## [BRIEF]
Write the records out again, precisely as they stand.
■ ■ ■ ■ ■ ■ ■
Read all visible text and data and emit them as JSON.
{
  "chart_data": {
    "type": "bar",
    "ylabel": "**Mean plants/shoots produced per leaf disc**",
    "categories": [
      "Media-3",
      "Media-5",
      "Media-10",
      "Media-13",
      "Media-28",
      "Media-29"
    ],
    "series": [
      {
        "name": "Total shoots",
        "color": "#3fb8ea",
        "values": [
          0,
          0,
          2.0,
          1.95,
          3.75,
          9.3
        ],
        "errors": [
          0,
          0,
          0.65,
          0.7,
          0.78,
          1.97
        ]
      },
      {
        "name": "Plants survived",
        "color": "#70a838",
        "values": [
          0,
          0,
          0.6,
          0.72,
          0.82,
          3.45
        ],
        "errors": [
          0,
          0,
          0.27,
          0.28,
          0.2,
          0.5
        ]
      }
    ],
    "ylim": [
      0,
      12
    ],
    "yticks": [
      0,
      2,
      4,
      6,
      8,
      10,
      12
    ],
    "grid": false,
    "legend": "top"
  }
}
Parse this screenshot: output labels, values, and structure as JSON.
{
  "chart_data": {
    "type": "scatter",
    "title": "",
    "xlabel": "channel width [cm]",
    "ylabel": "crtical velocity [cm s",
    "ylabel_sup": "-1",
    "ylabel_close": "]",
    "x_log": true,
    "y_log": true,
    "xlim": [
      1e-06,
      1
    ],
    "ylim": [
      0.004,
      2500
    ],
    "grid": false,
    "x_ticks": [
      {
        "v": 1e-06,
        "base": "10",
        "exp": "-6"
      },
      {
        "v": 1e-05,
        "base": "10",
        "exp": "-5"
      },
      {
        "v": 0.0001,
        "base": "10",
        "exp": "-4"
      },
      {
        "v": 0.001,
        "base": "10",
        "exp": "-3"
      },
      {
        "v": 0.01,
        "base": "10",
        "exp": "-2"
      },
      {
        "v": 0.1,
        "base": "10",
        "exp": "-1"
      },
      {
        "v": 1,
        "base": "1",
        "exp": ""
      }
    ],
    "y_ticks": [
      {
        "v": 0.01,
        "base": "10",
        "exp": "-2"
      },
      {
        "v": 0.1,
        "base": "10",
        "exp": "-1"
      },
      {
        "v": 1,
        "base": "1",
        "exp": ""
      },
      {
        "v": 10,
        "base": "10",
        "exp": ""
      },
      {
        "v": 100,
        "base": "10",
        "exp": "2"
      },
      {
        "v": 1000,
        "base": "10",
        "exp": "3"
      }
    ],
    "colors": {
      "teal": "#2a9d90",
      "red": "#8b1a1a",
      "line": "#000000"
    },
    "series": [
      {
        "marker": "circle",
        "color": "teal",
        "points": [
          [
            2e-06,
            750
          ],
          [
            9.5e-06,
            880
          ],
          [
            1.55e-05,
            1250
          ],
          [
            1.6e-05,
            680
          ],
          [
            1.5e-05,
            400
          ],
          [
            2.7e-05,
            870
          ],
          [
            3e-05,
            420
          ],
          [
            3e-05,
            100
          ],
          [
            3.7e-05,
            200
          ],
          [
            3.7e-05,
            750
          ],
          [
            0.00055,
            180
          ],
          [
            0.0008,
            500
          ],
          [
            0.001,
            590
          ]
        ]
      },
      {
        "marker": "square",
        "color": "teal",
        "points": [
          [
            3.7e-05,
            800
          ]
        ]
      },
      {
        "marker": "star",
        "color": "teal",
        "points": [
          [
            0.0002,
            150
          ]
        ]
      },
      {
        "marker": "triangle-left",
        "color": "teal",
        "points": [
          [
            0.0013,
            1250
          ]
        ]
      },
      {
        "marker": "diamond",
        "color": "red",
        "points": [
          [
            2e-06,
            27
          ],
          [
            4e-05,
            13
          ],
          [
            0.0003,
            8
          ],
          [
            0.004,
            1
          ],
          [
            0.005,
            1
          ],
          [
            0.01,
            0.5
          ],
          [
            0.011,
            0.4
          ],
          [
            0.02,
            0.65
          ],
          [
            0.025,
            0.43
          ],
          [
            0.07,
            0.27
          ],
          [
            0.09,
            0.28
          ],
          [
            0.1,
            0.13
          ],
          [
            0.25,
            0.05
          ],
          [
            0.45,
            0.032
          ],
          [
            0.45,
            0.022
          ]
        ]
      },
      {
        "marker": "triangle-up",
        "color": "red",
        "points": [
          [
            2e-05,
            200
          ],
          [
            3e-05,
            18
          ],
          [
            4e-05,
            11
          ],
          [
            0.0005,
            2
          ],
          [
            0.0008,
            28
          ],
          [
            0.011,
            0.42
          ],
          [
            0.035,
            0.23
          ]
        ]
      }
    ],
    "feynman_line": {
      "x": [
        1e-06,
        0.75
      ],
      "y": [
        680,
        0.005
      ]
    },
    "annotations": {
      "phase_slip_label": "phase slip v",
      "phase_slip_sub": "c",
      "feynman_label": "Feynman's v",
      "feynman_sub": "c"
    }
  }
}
■ ■ ■ ■ ■ ■ ■
## [CORRECT ANSWER]
Read all visible text and data and emit them as JSON.
{
  "chart_data": {
    "type": "bar",
    "ylabel": "**Mean plants/shoots produced per leaf disc**",
    "categories": [
      "Media-3",
      "Media-5",
      "Media-10",
      "Media-13",
      "Media-28",
      "Media-29"
    ],
    "series": [
      {
        "name": "Total shoots",
        "color": "#3fb8ea",
        "values": [
          0,
          0,
          2.0,
          1.95,
          3.75,
          9.3
        ],
        "errors": [
          0,
          0,
          0.65,
          0.7,
          0.78,
          1.97
        ]
      },
      {
        "name": "Plants survived",
        "color": "#70a838",
        "values": [
          0,
          0,
          0.6,
          0.72,
          0.82,
          3.45
        ],
        "errors": [
          0,
          0,
          0.27,
          0.28,
          0.2,
          0.5
        ]
      }
    ],
    "ylim": [
      0,
      12
    ],
    "yticks": [
      0,
      2,
      4,
      6,
      8,
      10,
      12
    ],
    "grid": false,
    "legend": "top"
  }
}
Parse this screenshot: output labels, values, and structure as JSON.
{
  "chart_data": {
    "type": "scatter",
    "title": "",
    "xlabel": "channel width [cm]",
    "ylabel": "crtical velocity [cm s",
    "ylabel_sup": "-1",
    "ylabel_close": "]",
    "x_log": true,
    "y_log": true,
    "xlim": [
      1e-06,
      1
    ],
    "ylim": [
      0.004,
      2500
    ],
    "grid": false,
    "x_ticks": [
      {
        "v": 1e-06,
        "base": "10",
        "exp": "-6"
      },
      {
        "v": 1e-05,
        "base": "10",
        "exp": "-5"
      },
      {
        "v": 0.0001,
        "base": "10",
        "exp": "-4"
      },
      {
        "v": 0.001,
        "base": "10",
        "exp": "-3"
      },
      {
        "v": 0.01,
        "base": "10",
        "exp": "-2"
      },
      {
        "v": 0.1,
        "base": "10",
        "exp": "-1"
      },
      {
        "v": 1,
        "base": "1",
        "exp": ""
      }
    ],
    "y_ticks": [
      {
        "v": 0.01,
        "base": "10",
        "exp": "-2"
      },
      {
        "v": 0.1,
        "base": "10",
        "exp": "-1"
      },
      {
        "v": 1,
        "base": "1",
        "exp": ""
      },
      {
        "v": 10,
        "base": "10",
        "exp": ""
      },
      {
        "v": 100,
        "base": "10",
        "exp": "2"
      },
      {
        "v": 1000,
        "base": "10",
        "exp": "3"
      }
    ],
    "colors": {
      "teal": "#2a9d90",
      "red": "#8b1a1a",
      "line": "#000000"
    },
    "series": [
      {
        "marker": "circle",
        "color": "teal",
        "points": [
          [
            2e-06,
            750
          ],
          [
            9.5e-06,
            880
          ],
          [
            1.55e-05,
            1250
          ],
          [
            1.6e-05,
            680
          ],
          [
            1.5e-05,
            400
          ],
          [
            2.7e-05,
            870
          ],
          [
            3e-05,
            420
          ],
          [
            3e-05,
            100
          ],
          [
            3.7e-05,
            200
          ],
          [
            3.7e-05,
            750
          ],
          [
            0.00055,
            180
          ],
          [
            0.0008,
            500
          ],
          [
            0.001,
            590
          ]
        ]
      },
      {
        "marker": "square",
        "color": "teal",
        "points": [
          [
            3.7e-05,
            800
          ]
        ]
      },
      {
        "marker": "star",
        "color": "teal",
        "points": [
          [
            0.0002,
            150
          ]
        ]
      },
      {
        "marker": "triangle-left",
        "color": "teal",
        "points": [
          [
            0.0013,
            1250
          ]
        ]
      },
      {
        "marker": "diamond",
        "color": "red",
        "points": [
          [
            2e-06,
            27
          ],
          [
            4e-05,
            13
          ],
          [
            0.0003,
            8
          ],
          [
            0.004,
            1
          ],
          [
            0.005,
            1
          ],
          [
            0.01,
            0.5
          ],
          [
            0.011,
            0.4
          ],
          [
            0.02,
            0.65
          ],
          [
            0.025,
            0.43
          ],
          [
            0.07,
            0.27
          ],
          [
            0.09,
            0.28
          ],
          [
            0.1,
            0.13
          ],
          [
            0.25,
            0.05
          ],
          [
            0.45,
            0.032
          ],
          [
            0.45,
            0.022
          ]
        ]
      },
      {
        "marker": "triangle-up",
        "color": "red",
        "points": [
          [
            2e-05,
            200
          ],
          [
            3e-05,
            18
          ],
          [
            4e-05,
            11
          ],
          [
            0.0005,
            2
          ],
          [
            0.0008,
            28
          ],
          [
            0.011,
            0.42
          ],
          [
            0.035,
            0.23
          ]
        ]
      }
    ],
    "feynman_line": {
      "x": [
        1e-06,
        0.75
      ],
      "y": [
        680,
        0.005
      ]
    },
    "annotations": {
      "phase_slip_label": "phase slip v",
      "phase_slip_sub": "c",
      "feynman_label": "Feynman's v",
      "feynman_sub": "c"
    }
  }
}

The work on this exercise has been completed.